## TO-DO LIST:
• a. According to the Vereen v. Vereen opinion, on what date was the case tried?
• b. Please carry on the Vereen v. Vereen opinion from the point where it stops.

┌─ QUOTED PASSAGE

Vereen v. Vereen
Vereen v. Vereen
Opinion of the Court
Thompson Jerome Vereen filed a petition seeking a divorce from Mary Ladson Vereen. She filed an answer and cross action in which she sought custody of the couple’s minor son, permanent alimony, etc. On the trial of the case (October 9, 1969) after the plaintiff testified, a recess was held and the jury excused. No transcript appears as to the events which transpired thereafter, but the additional pleadings of the parties show without dispute that during such recess a settlement was agreed upon orally and without objection the jury was dismissed, that thereafter the attorneys were unable to reduce the settlement to writing because of a disagreement as to the exact terms thereof. On December 3, 1969, the wife filed a written motion in the divorce case in which she alleged in part: “Thereafter, the case proceeded to trial in Colquitt Superior Court and, during the trial of the case, a settlement was agreed upon between the attorneys representing the parties and the trial judge dismissed the jury. Thereafter a dispute arose between the attorneys as to the exact terms of the settlement and it has been impossible to complete the settlement of the same as of this date.” These paragraphs were admitted in the plaintiff’s written answer to such motion with the additional fact being alleged “That the said agreement was actually made in the presence of the court.” A hearing was held on this issue and thereafter a decree was rendered by the trial court in which a divorce was granted and permanent alimony awarded the wife. The present appeal is from the final decree. The enumerations of error are that the trial court erred in entering the final decree and “erred in resolving factual disputes between the parties as to the terms of a proposed settlement of alimony, support of minor child, property rights, and the like.” Held:
1. There is no contention made that any objection was made to the dismissal of the jury during the progress of the trial after it was announced that the parties had reached an agreement as to the property settlement, alimony, etc. Nor in fact is any error asserted as to such action by the trial court. Of necessity the dismissal of the jury and announcement of an agreed property settlement must be construed as a waiver of jury trial as to all issues in the case, and not just the question of divorce.

└─
┌─ INFORMATION SUPPLIED

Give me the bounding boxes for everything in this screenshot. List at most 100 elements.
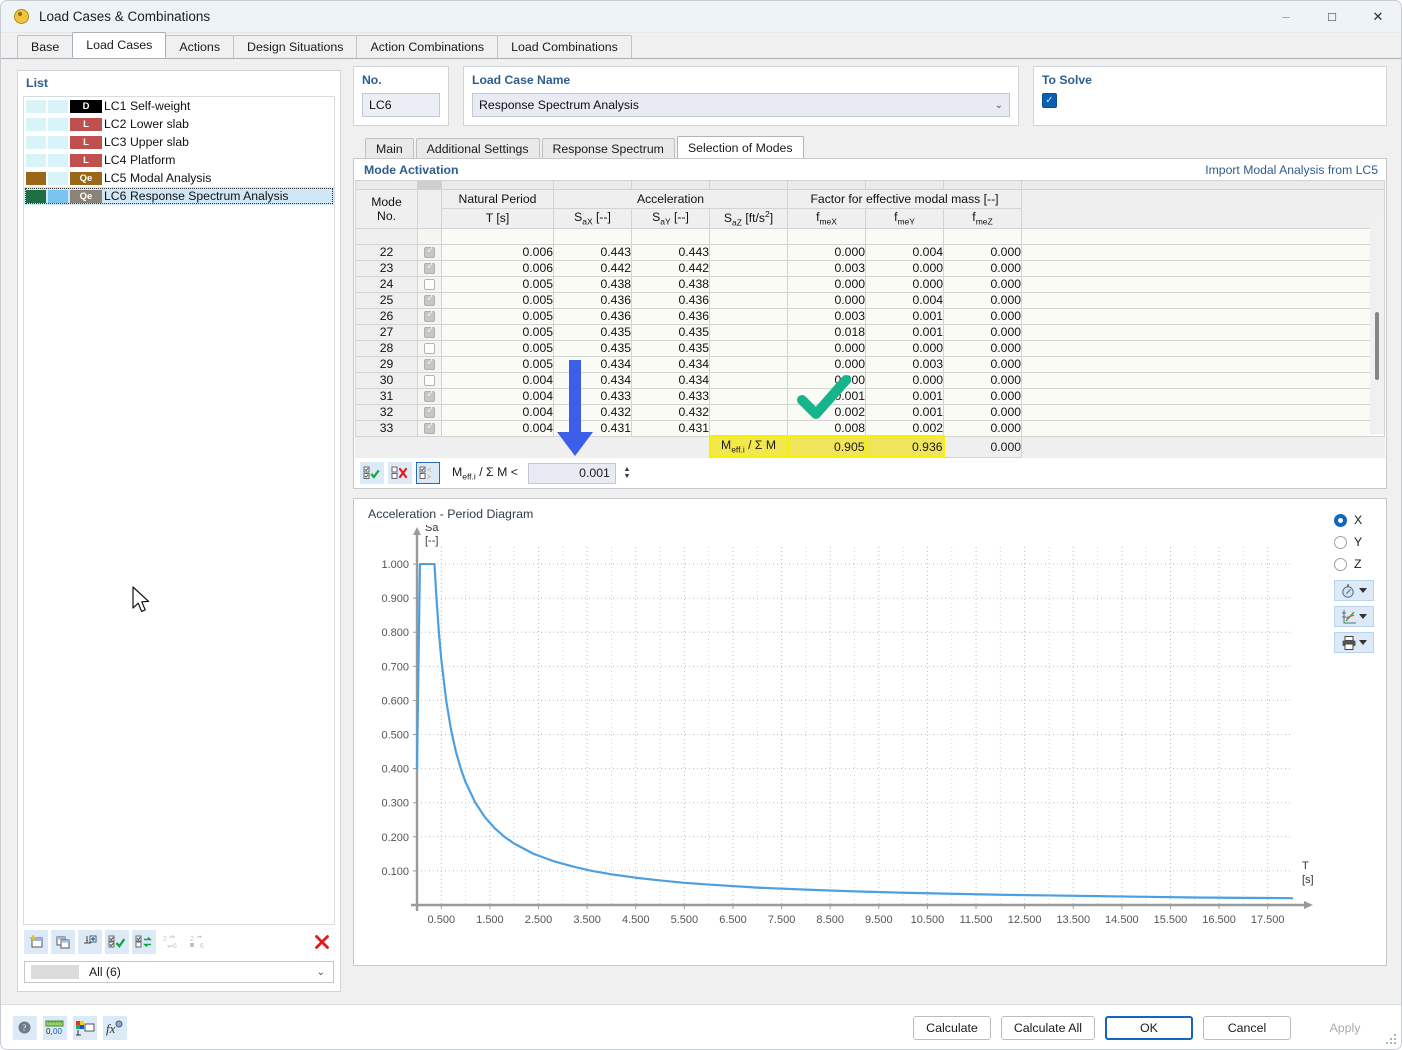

└─

## EXPECTED OUTPUTS:
• a. October 9, 1969.

• b.
2. “Where the parties in a divorce proceeding enter into a contract settling between themselves the questions of alimony, custody and support of their minor child, the court may in its discretion approve the agreement in whole or in part, or refuse to approve it as a whole.” Amos v. Amos, 212 Ga. 670, 671 (95 SE2d 5); Booker v. Booker, 219 Ga. 358 (133 SE2d 353). No transcript of this hearing on the issue of the property settlement was transmitted to this court, but even assuming that on the hearing of the issue of the property settlement the evidence was uncontradicted that the items claimed to be in such agreement by the wife were orally agreed to by both parties, still in the present case the action of the trial court in excluding two items from the decree cannot be considered as an abuse of discretion, and the judgment of the trial court must be affirmed.
Judgment affirmed.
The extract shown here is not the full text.